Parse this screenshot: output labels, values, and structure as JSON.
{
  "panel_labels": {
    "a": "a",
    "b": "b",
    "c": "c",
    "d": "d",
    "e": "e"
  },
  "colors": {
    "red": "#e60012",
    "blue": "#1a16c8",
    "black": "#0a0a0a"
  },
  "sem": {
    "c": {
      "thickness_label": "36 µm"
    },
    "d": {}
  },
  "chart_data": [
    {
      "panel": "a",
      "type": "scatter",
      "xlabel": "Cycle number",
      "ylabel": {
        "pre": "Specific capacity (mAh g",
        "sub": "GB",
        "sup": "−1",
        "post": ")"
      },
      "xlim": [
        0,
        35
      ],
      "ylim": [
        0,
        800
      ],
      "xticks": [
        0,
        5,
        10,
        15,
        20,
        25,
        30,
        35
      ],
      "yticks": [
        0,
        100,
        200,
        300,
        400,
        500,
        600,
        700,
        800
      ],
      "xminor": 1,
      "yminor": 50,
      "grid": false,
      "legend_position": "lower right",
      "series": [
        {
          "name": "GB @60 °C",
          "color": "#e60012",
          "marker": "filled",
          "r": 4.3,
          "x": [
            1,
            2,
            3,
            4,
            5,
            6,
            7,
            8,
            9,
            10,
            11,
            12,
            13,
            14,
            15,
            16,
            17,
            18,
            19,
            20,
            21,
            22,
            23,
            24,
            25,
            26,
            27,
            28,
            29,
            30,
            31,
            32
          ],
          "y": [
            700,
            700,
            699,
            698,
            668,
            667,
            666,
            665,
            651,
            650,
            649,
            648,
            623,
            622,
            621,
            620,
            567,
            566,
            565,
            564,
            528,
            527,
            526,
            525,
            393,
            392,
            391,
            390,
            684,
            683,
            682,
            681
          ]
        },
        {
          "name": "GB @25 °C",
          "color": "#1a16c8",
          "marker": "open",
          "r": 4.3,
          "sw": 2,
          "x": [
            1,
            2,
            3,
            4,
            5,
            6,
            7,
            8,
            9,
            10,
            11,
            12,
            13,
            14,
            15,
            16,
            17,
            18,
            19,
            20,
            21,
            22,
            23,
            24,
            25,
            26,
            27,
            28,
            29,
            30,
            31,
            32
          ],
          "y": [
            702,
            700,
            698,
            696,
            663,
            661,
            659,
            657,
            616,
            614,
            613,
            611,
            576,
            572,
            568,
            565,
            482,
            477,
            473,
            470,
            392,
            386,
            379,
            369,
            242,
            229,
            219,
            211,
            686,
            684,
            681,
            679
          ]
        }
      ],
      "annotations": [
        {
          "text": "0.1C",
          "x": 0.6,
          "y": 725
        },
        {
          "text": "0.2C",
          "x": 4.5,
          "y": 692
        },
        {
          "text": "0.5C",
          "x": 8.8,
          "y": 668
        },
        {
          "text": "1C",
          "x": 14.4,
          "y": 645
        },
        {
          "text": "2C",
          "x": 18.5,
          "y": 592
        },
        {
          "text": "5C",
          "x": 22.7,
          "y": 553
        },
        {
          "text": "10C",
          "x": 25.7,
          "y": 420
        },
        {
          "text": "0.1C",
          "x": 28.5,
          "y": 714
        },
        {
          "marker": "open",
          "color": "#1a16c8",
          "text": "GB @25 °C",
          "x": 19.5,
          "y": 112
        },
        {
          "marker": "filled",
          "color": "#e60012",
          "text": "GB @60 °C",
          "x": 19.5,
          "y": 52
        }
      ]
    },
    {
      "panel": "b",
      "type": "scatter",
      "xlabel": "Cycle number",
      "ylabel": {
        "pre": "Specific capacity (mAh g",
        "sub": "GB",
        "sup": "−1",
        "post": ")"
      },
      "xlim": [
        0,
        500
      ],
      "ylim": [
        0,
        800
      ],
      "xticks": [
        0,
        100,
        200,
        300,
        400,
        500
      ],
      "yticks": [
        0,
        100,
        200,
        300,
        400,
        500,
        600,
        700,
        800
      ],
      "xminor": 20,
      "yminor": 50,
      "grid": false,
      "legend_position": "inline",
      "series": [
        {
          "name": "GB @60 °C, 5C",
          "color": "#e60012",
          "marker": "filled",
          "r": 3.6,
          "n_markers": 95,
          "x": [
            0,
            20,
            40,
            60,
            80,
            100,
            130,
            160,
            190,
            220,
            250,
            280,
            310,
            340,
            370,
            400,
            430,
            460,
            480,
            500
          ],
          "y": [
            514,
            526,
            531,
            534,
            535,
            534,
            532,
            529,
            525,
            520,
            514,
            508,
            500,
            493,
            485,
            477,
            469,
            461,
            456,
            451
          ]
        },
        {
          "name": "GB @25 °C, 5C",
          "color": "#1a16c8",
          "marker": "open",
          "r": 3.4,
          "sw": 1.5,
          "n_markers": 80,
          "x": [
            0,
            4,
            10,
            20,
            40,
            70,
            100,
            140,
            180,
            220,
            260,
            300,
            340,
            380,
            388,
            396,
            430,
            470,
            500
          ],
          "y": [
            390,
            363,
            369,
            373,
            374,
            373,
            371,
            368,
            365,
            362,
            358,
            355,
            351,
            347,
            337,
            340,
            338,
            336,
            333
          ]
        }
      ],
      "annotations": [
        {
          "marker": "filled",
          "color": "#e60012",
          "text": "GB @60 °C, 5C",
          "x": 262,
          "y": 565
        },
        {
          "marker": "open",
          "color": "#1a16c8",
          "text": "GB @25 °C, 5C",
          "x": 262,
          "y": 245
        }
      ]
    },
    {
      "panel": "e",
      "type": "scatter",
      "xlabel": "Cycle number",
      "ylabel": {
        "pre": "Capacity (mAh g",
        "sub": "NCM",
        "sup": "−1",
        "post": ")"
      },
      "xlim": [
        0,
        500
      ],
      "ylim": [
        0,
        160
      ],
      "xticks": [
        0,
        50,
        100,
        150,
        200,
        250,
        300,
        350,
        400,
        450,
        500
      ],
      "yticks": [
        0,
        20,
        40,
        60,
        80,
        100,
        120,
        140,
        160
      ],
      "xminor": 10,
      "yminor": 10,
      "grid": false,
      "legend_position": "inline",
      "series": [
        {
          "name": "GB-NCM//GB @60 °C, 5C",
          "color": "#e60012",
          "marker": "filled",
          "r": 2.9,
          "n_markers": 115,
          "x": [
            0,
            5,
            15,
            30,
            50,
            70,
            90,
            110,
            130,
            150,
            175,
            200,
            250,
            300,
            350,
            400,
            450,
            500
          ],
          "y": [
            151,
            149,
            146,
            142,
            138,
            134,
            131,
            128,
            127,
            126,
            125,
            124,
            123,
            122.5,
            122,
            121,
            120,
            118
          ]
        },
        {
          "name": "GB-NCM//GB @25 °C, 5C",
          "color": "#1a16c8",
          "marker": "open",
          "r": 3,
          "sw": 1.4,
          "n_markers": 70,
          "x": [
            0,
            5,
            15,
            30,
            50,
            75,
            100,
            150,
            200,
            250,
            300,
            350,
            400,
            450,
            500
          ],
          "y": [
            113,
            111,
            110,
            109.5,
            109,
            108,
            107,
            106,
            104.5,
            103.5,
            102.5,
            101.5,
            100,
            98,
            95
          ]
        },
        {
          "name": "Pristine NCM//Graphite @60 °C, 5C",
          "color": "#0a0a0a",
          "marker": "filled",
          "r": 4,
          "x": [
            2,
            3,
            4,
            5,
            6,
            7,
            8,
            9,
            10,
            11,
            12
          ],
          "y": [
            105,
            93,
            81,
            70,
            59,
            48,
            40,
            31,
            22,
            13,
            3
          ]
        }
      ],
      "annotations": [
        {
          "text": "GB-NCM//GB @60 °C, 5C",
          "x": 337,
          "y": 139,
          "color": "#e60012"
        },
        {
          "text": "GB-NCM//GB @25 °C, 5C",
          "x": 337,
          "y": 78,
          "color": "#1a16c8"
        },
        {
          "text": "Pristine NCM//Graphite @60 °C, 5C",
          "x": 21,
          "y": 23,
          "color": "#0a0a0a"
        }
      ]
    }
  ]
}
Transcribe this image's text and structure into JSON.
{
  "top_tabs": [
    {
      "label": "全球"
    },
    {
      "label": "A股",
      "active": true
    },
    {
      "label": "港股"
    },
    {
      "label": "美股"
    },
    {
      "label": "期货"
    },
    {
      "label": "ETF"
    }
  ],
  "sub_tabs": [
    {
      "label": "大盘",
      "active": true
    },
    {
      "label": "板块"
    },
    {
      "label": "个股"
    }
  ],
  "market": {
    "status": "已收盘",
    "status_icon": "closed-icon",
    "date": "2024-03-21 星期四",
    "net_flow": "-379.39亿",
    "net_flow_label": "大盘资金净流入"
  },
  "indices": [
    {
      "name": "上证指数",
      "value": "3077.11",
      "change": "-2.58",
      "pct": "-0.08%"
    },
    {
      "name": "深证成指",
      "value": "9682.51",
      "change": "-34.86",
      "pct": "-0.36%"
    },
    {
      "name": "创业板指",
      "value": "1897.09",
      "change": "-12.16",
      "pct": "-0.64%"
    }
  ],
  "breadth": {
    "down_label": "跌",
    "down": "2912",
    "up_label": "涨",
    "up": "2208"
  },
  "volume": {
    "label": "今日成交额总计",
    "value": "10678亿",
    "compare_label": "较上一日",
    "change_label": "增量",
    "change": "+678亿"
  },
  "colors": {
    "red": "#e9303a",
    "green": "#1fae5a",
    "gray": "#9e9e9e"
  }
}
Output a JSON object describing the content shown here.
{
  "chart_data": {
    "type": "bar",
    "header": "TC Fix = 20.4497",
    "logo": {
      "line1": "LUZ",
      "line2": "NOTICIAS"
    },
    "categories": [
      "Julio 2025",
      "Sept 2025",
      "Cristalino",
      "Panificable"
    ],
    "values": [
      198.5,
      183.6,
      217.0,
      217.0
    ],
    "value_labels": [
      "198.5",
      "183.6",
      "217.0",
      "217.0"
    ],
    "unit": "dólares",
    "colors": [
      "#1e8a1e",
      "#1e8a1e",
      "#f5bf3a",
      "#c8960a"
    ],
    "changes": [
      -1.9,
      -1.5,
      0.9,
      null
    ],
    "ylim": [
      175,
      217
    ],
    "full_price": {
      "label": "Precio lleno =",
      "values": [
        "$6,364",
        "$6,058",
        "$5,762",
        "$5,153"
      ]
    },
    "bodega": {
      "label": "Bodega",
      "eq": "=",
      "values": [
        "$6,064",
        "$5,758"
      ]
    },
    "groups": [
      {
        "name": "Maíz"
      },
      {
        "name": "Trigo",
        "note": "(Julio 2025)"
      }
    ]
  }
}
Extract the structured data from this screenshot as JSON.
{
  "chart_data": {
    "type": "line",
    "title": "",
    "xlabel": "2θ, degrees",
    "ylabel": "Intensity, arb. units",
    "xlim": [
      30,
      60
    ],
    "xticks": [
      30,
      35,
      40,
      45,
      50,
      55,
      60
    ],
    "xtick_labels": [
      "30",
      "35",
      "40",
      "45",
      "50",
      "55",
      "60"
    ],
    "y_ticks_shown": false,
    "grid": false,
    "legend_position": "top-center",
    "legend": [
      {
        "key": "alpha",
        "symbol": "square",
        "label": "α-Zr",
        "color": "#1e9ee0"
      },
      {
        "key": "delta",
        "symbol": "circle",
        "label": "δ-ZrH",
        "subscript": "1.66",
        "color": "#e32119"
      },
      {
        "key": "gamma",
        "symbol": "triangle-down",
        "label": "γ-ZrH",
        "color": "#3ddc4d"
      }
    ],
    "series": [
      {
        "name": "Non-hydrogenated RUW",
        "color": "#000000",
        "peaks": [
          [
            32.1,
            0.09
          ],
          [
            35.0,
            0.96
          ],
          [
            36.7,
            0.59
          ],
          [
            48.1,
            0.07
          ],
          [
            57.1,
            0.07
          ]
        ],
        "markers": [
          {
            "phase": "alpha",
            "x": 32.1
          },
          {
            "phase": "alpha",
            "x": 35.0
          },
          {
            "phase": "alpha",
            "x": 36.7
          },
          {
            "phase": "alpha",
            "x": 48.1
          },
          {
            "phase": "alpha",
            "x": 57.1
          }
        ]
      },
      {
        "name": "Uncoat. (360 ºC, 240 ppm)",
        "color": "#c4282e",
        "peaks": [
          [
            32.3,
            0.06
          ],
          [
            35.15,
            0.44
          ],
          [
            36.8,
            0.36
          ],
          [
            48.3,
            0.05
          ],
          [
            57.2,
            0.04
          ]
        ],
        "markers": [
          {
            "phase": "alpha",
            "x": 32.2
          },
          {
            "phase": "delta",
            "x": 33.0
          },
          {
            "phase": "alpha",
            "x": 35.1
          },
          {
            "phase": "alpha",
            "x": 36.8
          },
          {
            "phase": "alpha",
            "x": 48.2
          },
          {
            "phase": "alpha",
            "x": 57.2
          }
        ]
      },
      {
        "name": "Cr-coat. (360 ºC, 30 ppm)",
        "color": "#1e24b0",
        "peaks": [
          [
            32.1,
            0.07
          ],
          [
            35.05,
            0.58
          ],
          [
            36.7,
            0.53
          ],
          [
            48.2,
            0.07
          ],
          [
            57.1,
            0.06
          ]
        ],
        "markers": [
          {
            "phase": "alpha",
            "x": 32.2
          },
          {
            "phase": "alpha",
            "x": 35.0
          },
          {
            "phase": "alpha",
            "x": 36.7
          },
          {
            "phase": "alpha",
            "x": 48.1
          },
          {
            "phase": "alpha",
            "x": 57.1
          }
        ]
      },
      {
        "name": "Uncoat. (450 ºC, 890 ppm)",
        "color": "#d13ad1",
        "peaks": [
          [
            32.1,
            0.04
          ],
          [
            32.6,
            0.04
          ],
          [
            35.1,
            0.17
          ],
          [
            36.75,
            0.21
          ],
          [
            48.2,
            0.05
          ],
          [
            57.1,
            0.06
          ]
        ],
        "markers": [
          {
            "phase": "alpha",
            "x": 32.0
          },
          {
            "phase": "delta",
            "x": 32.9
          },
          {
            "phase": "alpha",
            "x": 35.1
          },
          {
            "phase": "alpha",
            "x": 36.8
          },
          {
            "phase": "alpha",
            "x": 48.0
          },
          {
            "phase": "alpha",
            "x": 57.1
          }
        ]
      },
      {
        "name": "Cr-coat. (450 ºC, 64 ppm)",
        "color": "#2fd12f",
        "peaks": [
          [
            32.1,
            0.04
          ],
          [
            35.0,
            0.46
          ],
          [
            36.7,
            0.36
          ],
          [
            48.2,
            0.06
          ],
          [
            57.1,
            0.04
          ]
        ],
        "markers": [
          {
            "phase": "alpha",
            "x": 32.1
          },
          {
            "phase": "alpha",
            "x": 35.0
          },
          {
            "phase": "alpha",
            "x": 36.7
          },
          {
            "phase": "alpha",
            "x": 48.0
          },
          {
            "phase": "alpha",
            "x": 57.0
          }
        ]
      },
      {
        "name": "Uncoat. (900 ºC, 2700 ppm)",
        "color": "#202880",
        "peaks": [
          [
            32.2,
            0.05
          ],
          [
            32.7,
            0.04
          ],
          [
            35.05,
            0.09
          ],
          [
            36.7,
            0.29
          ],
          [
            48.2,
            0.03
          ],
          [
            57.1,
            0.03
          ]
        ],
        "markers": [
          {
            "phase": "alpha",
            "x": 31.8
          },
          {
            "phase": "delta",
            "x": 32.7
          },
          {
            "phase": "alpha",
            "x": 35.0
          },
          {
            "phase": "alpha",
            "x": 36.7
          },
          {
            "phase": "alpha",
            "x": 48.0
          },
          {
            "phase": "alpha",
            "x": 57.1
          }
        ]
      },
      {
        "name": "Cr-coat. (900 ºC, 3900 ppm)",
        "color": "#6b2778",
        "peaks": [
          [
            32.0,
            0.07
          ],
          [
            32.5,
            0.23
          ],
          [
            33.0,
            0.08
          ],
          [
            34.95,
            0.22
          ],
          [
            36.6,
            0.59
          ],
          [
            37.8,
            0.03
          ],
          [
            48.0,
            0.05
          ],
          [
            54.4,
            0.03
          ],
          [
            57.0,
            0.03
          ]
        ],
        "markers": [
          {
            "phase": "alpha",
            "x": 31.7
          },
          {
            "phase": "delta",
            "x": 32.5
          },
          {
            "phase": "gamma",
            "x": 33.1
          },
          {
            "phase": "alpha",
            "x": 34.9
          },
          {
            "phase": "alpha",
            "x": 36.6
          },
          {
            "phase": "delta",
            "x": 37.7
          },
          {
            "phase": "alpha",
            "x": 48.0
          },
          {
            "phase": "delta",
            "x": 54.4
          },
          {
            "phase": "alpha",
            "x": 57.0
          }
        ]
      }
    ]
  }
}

Directive >> Check the data for the word "screenshot" and pull out the lines that have it.

Exercise solution >>
Parse this screenshot: output labels, values, and structure as JSON.
Extract the structured data from this screenshot as JSON.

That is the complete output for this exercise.